__Instruction__.
Type out the complete listing below word for word, without its pictures.
━━ Data supplied ━━
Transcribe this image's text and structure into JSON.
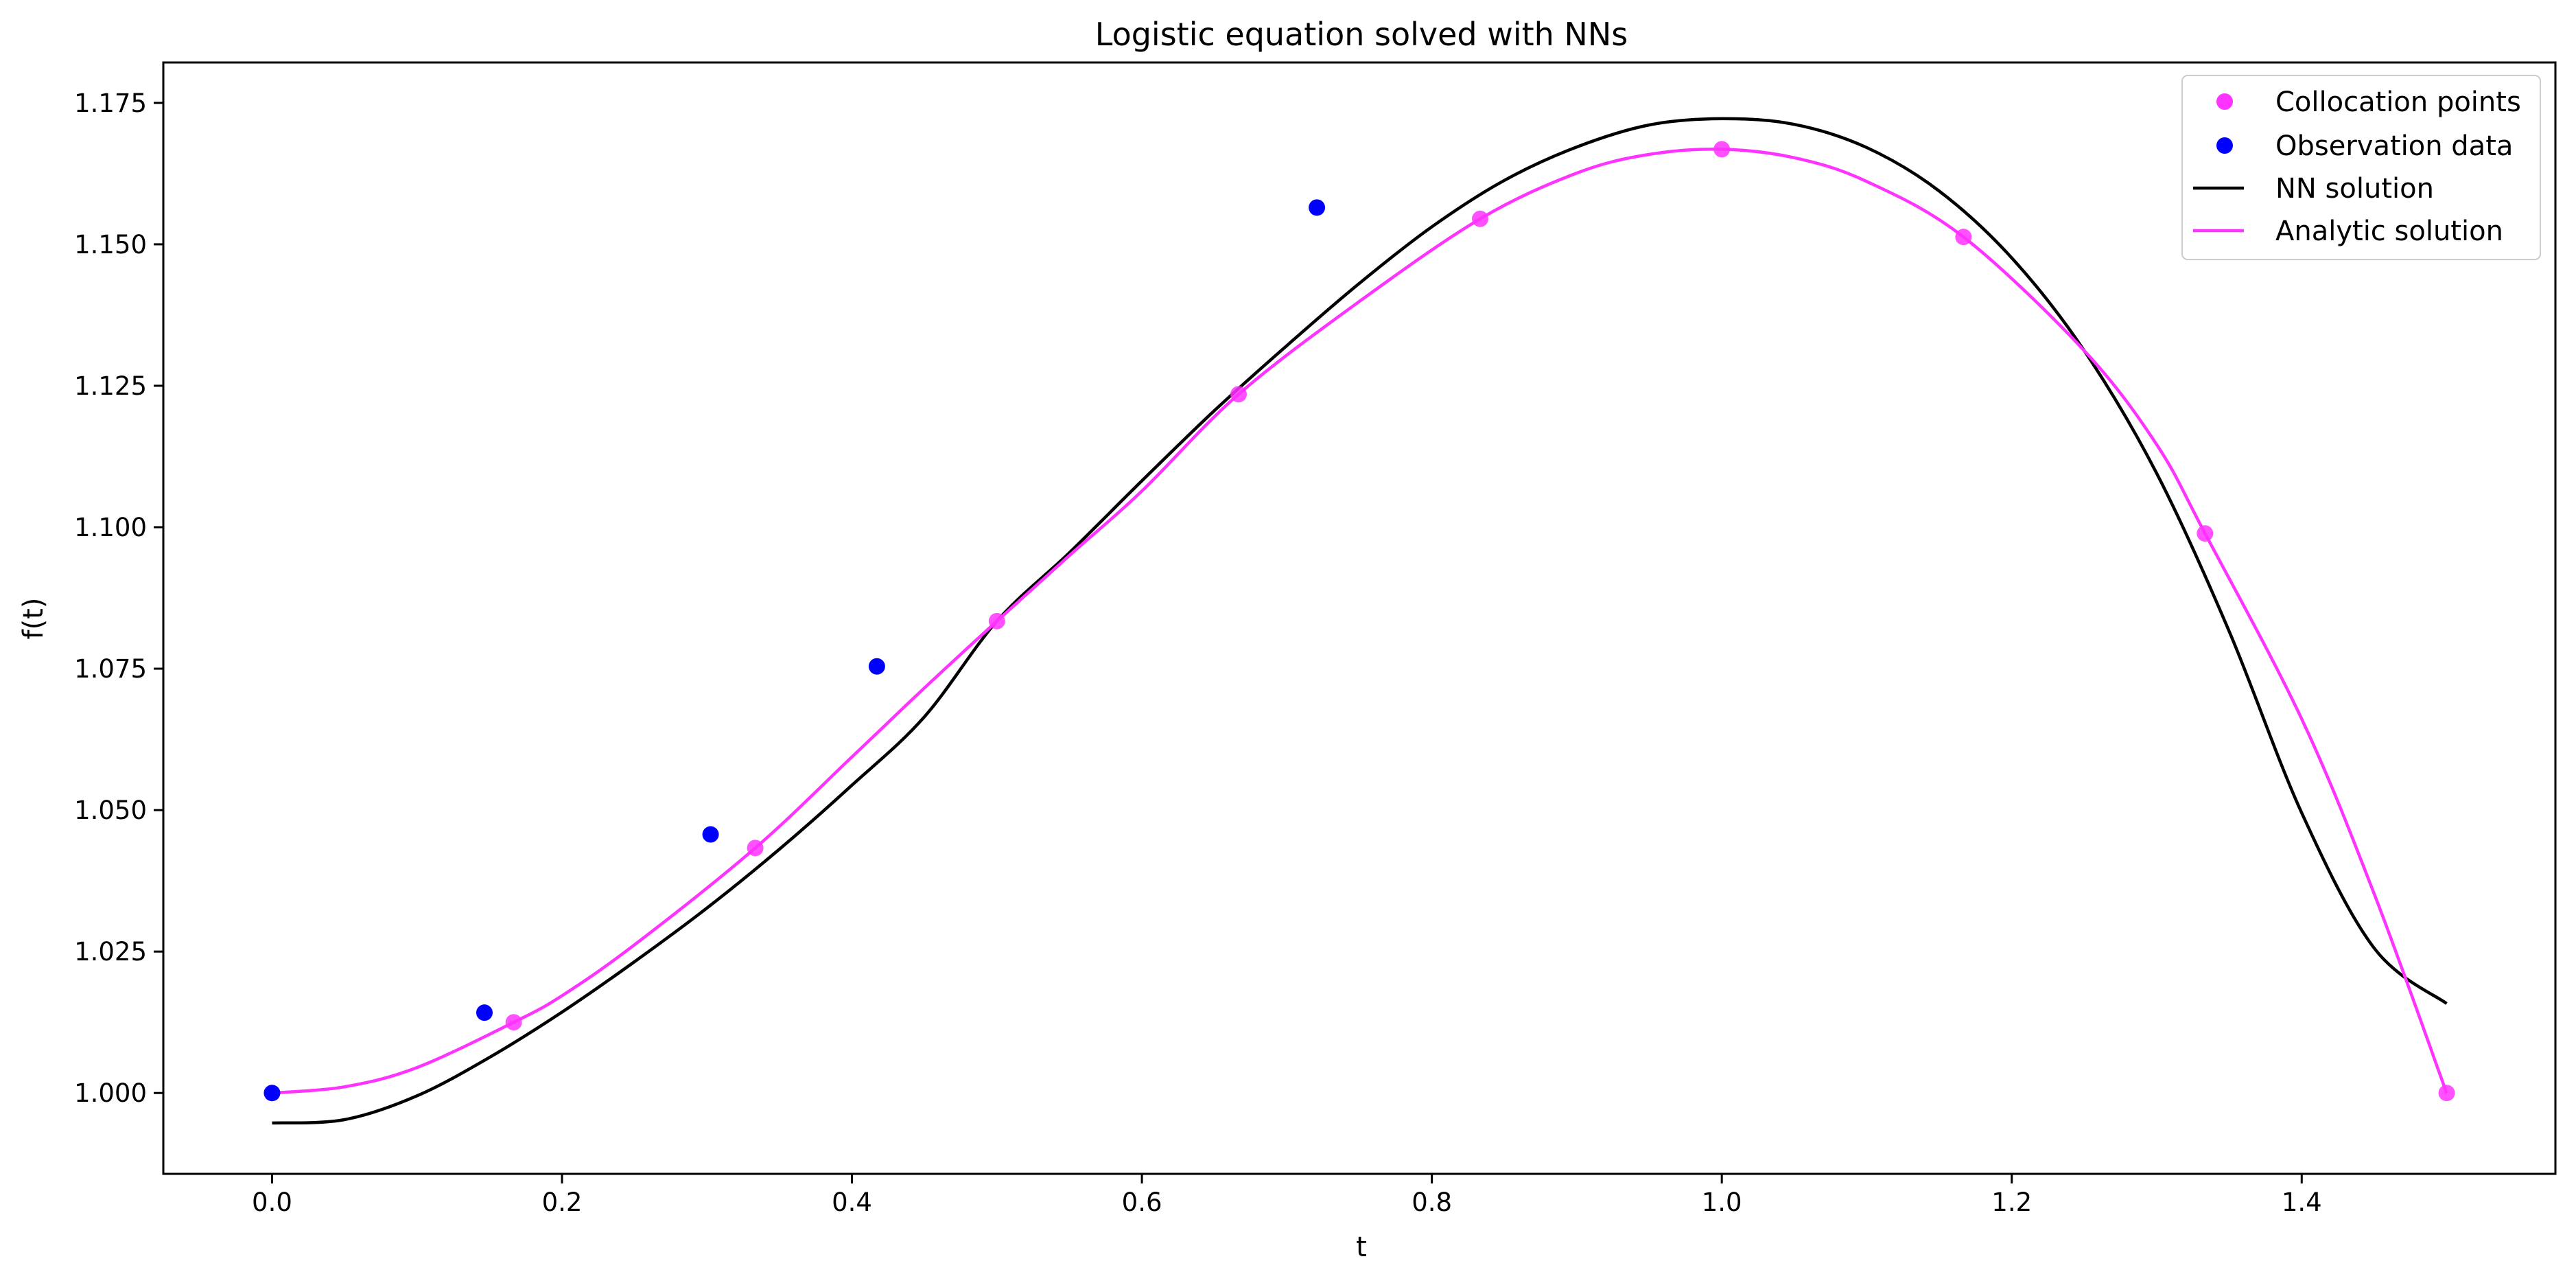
{
  "chart_data": {
    "type": "scatter+line",
    "title": "Logistic equation solved with NNs",
    "xlabel": "t",
    "ylabel": "f(t)",
    "xlim": [
      -0.075,
      1.575
    ],
    "ylim": [
      0.98571,
      1.18214
    ],
    "xticks": [
      0.0,
      0.2,
      0.4,
      0.6,
      0.8,
      1.0,
      1.2,
      1.4
    ],
    "xtick_labels": [
      "0.0",
      "0.2",
      "0.4",
      "0.6",
      "0.8",
      "1.0",
      "1.2",
      "1.4"
    ],
    "yticks": [
      1.0,
      1.025,
      1.05,
      1.075,
      1.1,
      1.125,
      1.15,
      1.175
    ],
    "ytick_labels": [
      "1.000",
      "1.025",
      "1.050",
      "1.075",
      "1.100",
      "1.125",
      "1.150",
      "1.175"
    ],
    "grid": false,
    "legend_position": "top-right",
    "series": [
      {
        "name": "Collocation points",
        "kind": "scatter",
        "color": "#ff33ff",
        "points": [
          [
            0.0,
            1.0
          ],
          [
            0.1667,
            1.0125
          ],
          [
            0.3333,
            1.0433
          ],
          [
            0.5,
            1.0834
          ],
          [
            0.6667,
            1.1235
          ],
          [
            0.8333,
            1.1545
          ],
          [
            1.0,
            1.1668
          ],
          [
            1.1667,
            1.1513
          ],
          [
            1.3333,
            1.0989
          ],
          [
            1.5,
            1.0
          ]
        ]
      },
      {
        "name": "Observation data",
        "kind": "scatter",
        "color": "#0000ff",
        "points": [
          [
            0.0,
            1.0
          ],
          [
            0.1465,
            1.0142
          ],
          [
            0.3025,
            1.0457
          ],
          [
            0.4172,
            1.0754
          ],
          [
            0.7207,
            1.1565
          ]
        ]
      },
      {
        "name": "NN solution",
        "kind": "line",
        "color": "#000000",
        "points": [
          [
            0.0,
            0.9947
          ],
          [
            0.05,
            0.9953
          ],
          [
            0.1,
            0.9995
          ],
          [
            0.15,
            1.0063
          ],
          [
            0.2,
            1.0143
          ],
          [
            0.25,
            1.0232
          ],
          [
            0.3,
            1.0327
          ],
          [
            0.35,
            1.0431
          ],
          [
            0.4,
            1.0544
          ],
          [
            0.45,
            1.0665
          ],
          [
            0.5,
            1.0834
          ],
          [
            0.55,
            1.0955
          ],
          [
            0.6,
            1.1082
          ],
          [
            0.65,
            1.1206
          ],
          [
            0.7,
            1.1321
          ],
          [
            0.75,
            1.1431
          ],
          [
            0.8,
            1.1531
          ],
          [
            0.85,
            1.1613
          ],
          [
            0.9,
            1.1672
          ],
          [
            0.95,
            1.1711
          ],
          [
            1.0,
            1.1722
          ],
          [
            1.05,
            1.1712
          ],
          [
            1.1,
            1.1671
          ],
          [
            1.15,
            1.1594
          ],
          [
            1.2,
            1.1476
          ],
          [
            1.25,
            1.1312
          ],
          [
            1.3,
            1.1095
          ],
          [
            1.35,
            1.0816
          ],
          [
            1.4,
            1.0495
          ],
          [
            1.45,
            1.0256
          ],
          [
            1.5,
            1.0158
          ]
        ]
      },
      {
        "name": "Analytic solution",
        "kind": "line",
        "color": "#ff33ff",
        "points": [
          [
            0.0,
            1.0
          ],
          [
            0.05,
            1.0011
          ],
          [
            0.1,
            1.0045
          ],
          [
            0.1667,
            1.0125
          ],
          [
            0.2,
            1.0172
          ],
          [
            0.25,
            1.0262
          ],
          [
            0.3333,
            1.0433
          ],
          [
            0.4,
            1.0594
          ],
          [
            0.45,
            1.0716
          ],
          [
            0.5,
            1.0834
          ],
          [
            0.55,
            1.095
          ],
          [
            0.6,
            1.1064
          ],
          [
            0.6667,
            1.1235
          ],
          [
            0.75,
            1.1399
          ],
          [
            0.8333,
            1.1545
          ],
          [
            0.9,
            1.1626
          ],
          [
            0.95,
            1.1659
          ],
          [
            1.0,
            1.1668
          ],
          [
            1.05,
            1.1653
          ],
          [
            1.1,
            1.1611
          ],
          [
            1.1667,
            1.1513
          ],
          [
            1.25,
            1.1312
          ],
          [
            1.3,
            1.1146
          ],
          [
            1.3333,
            1.0989
          ],
          [
            1.4,
            1.0661
          ],
          [
            1.45,
            1.0352
          ],
          [
            1.5,
            1.0
          ]
        ]
      }
    ]
  }
}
━━━
__Task solution__.
Transcribe this image's text and structure into JSON.
{
  "chart_data": {
    "type": "scatter+line",
    "title": "Logistic equation solved with NNs",
    "xlabel": "t",
    "ylabel": "f(t)",
    "xlim": [
      -0.075,
      1.575
    ],
    "ylim": [
      0.98571,
      1.18214
    ],
    "xticks": [
      0.0,
      0.2,
      0.4,
      0.6,
      0.8,
      1.0,
      1.2,
      1.4
    ],
    "xtick_labels": [
      "0.0",
      "0.2",
      "0.4",
      "0.6",
      "0.8",
      "1.0",
      "1.2",
      "1.4"
    ],
    "yticks": [
      1.0,
      1.025,
      1.05,
      1.075,
      1.1,
      1.125,
      1.15,
      1.175
    ],
    "ytick_labels": [
      "1.000",
      "1.025",
      "1.050",
      "1.075",
      "1.100",
      "1.125",
      "1.150",
      "1.175"
    ],
    "grid": false,
    "legend_position": "top-right",
    "series": [
      {
        "name": "Collocation points",
        "kind": "scatter",
        "color": "#ff33ff",
        "points": [
          [
            0.0,
            1.0
          ],
          [
            0.1667,
            1.0125
          ],
          [
            0.3333,
            1.0433
          ],
          [
            0.5,
            1.0834
          ],
          [
            0.6667,
            1.1235
          ],
          [
            0.8333,
            1.1545
          ],
          [
            1.0,
            1.1668
          ],
          [
            1.1667,
            1.1513
          ],
          [
            1.3333,
            1.0989
          ],
          [
            1.5,
            1.0
          ]
        ]
      },
      {
        "name": "Observation data",
        "kind": "scatter",
        "color": "#0000ff",
        "points": [
          [
            0.0,
            1.0
          ],
          [
            0.1465,
            1.0142
          ],
          [
            0.3025,
            1.0457
          ],
          [
            0.4172,
            1.0754
          ],
          [
            0.7207,
            1.1565
          ]
        ]
      },
      {
        "name": "NN solution",
        "kind": "line",
        "color": "#000000",
        "points": [
          [
            0.0,
            0.9947
          ],
          [
            0.05,
            0.9953
          ],
          [
            0.1,
            0.9995
          ],
          [
            0.15,
            1.0063
          ],
          [
            0.2,
            1.0143
          ],
          [
            0.25,
            1.0232
          ],
          [
            0.3,
            1.0327
          ],
          [
            0.35,
            1.0431
          ],
          [
            0.4,
            1.0544
          ],
          [
            0.45,
            1.0665
          ],
          [
            0.5,
            1.0834
          ],
          [
            0.55,
            1.0955
          ],
          [
            0.6,
            1.1082
          ],
          [
            0.65,
            1.1206
          ],
          [
            0.7,
            1.1321
          ],
          [
            0.75,
            1.1431
          ],
          [
            0.8,
            1.1531
          ],
          [
            0.85,
            1.1613
          ],
          [
            0.9,
            1.1672
          ],
          [
            0.95,
            1.1711
          ],
          [
            1.0,
            1.1722
          ],
          [
            1.05,
            1.1712
          ],
          [
            1.1,
            1.1671
          ],
          [
            1.15,
            1.1594
          ],
          [
            1.2,
            1.1476
          ],
          [
            1.25,
            1.1312
          ],
          [
            1.3,
            1.1095
          ],
          [
            1.35,
            1.0816
          ],
          [
            1.4,
            1.0495
          ],
          [
            1.45,
            1.0256
          ],
          [
            1.5,
            1.0158
          ]
        ]
      },
      {
        "name": "Analytic solution",
        "kind": "line",
        "color": "#ff33ff",
        "points": [
          [
            0.0,
            1.0
          ],
          [
            0.05,
            1.0011
          ],
          [
            0.1,
            1.0045
          ],
          [
            0.1667,
            1.0125
          ],
          [
            0.2,
            1.0172
          ],
          [
            0.25,
            1.0262
          ],
          [
            0.3333,
            1.0433
          ],
          [
            0.4,
            1.0594
          ],
          [
            0.45,
            1.0716
          ],
          [
            0.5,
            1.0834
          ],
          [
            0.55,
            1.095
          ],
          [
            0.6,
            1.1064
          ],
          [
            0.6667,
            1.1235
          ],
          [
            0.75,
            1.1399
          ],
          [
            0.8333,
            1.1545
          ],
          [
            0.9,
            1.1626
          ],
          [
            0.95,
            1.1659
          ],
          [
            1.0,
            1.1668
          ],
          [
            1.05,
            1.1653
          ],
          [
            1.1,
            1.1611
          ],
          [
            1.1667,
            1.1513
          ],
          [
            1.25,
            1.1312
          ],
          [
            1.3,
            1.1146
          ],
          [
            1.3333,
            1.0989
          ],
          [
            1.4,
            1.0661
          ],
          [
            1.45,
            1.0352
          ],
          [
            1.5,
            1.0
          ]
        ]
      }
    ]
  }
}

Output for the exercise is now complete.